Given passage:
-------------------------
Dinosaurs Hallucinate?! An Intriguingly New Study Reveals Grass-Eating Dinosaurs Got High From 100-Million-Year-Old Grass Sample
By Staff Reporter | Feb 11, 2015 06:46 PM EST
Did dinosaurs hallucinate? Based on the new study by a group of researchers from Oregon State University (OSU), the USDA Agricultural Research Service and Germany suggested that a hallucinogenic fungus from a 100-million-year-old grass sample that was preserved in amber might have been eaten by grass-eating dinosaurs and animals.
According to the research published online in the journal, Palaeodiversity, the 100-million-year-old grass sample was topped by a fungus comparable to ergot, a precursor to psychedelic compound LSD (lysergic acid diethylamide). Earth Sky revealed the analysis showed it might had cause some hallucinations to grass-eating animals including dinosaurs.
The well-preserved fossil that suggested dinosaurs might have hallucinated was discovered in 2001 in an amber mine in Myanmar, Discovery News reported. The amber, which begins as a tree sap that can flow around small plant and animal forms and permanently preserve and fossilizes into a semi-precious stone, was collected by German paleontologist Joerg Wunderlich.
-------------------------
Task requirements:
a. Using the dinosaur article, answer the following:
(i) In which journal was the research published online?
(ii) In what year and in which country was the amber fossil discovered?
(iii) Who collected the amber?
b. Transcribe the stretch of the dinosaur article from "According to the" through "animals including dinosaurs.".
Rely solely on the dinosaur article.

(Document layout analysis data)
-------------------------
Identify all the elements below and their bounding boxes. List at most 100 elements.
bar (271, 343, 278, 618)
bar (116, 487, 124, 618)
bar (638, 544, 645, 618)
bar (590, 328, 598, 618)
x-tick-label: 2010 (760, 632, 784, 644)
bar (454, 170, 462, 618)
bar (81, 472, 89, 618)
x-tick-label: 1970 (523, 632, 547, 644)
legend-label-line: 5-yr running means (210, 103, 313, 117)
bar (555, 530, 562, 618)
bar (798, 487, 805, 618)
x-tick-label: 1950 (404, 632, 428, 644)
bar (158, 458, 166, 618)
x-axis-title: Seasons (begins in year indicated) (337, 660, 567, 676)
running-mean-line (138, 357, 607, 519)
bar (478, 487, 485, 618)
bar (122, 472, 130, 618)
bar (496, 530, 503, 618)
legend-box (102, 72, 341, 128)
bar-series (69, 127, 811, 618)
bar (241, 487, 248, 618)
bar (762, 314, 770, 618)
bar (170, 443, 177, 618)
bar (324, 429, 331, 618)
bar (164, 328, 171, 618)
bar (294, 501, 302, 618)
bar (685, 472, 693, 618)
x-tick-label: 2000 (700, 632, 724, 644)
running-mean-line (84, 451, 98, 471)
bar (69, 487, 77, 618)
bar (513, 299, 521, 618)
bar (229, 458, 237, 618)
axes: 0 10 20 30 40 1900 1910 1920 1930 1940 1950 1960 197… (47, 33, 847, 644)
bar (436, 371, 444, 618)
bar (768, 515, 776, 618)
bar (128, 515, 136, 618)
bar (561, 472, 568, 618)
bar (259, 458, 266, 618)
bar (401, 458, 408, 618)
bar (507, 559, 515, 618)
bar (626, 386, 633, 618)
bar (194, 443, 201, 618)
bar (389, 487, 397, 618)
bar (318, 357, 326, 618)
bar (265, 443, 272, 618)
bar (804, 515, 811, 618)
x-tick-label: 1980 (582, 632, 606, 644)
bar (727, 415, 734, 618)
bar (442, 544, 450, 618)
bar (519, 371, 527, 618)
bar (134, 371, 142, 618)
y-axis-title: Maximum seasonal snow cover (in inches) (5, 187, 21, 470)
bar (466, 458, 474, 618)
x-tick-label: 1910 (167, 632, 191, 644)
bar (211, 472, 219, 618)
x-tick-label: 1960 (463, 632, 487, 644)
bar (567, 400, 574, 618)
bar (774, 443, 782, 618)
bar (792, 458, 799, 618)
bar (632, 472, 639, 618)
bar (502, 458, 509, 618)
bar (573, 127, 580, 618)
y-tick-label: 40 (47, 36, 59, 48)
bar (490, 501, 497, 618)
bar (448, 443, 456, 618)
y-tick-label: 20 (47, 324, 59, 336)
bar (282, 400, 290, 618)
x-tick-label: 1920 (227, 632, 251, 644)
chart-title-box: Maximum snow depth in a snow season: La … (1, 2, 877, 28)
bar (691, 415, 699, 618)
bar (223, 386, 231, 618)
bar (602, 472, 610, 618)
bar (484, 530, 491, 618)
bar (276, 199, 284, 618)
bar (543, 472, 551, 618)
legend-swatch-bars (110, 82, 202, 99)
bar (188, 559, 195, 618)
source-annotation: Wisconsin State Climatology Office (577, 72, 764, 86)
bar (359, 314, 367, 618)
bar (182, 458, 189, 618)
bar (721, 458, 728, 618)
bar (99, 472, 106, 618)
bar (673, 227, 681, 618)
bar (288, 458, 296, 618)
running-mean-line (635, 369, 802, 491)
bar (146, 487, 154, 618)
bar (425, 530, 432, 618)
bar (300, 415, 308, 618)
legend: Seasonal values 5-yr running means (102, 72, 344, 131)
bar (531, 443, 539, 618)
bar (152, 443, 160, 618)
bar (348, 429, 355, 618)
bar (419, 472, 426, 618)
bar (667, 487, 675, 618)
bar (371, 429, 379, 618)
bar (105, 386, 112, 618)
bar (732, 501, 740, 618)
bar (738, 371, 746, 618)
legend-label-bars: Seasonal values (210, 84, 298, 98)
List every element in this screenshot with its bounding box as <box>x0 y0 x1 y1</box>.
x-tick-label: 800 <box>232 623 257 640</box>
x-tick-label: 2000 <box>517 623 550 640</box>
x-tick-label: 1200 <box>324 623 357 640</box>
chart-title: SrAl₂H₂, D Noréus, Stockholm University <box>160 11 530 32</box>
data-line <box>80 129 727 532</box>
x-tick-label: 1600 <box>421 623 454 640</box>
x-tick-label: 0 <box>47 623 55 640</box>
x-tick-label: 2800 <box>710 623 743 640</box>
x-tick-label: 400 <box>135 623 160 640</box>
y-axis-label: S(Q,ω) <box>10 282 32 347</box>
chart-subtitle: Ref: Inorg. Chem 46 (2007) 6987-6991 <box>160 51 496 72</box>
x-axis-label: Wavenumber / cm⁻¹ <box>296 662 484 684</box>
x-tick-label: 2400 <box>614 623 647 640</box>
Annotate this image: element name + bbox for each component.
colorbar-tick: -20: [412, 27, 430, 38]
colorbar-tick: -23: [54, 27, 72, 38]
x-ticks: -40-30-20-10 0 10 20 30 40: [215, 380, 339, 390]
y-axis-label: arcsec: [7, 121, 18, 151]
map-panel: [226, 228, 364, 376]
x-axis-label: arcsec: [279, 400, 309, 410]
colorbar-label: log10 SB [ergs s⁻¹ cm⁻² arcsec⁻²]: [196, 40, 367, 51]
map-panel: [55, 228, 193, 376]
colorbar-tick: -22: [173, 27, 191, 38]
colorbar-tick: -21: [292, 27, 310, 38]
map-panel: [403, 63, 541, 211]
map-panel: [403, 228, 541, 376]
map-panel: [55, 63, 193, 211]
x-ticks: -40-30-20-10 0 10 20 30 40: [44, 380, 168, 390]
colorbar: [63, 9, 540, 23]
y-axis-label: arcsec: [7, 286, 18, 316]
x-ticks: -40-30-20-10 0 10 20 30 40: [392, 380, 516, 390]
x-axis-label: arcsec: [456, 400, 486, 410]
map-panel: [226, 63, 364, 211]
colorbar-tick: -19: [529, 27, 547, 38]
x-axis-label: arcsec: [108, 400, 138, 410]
-------------------------
Solutions to the tasks:
a.
(i) Palaeodiversity
(ii) 2001, in an amber mine in Myanmar
(iii) German paleontologist Joerg Wunderlich

b.
According to the research published online in the journal, Palaeodiversity, the 100-million-year-old grass sample was topped by a fungus comparable to ergot, a precursor to psychedelic compound LSD (lysergic acid diethylamide). Earth Sky revealed the analysis showed it might had cause some hallucinations to grass-eating animals including dinosaurs.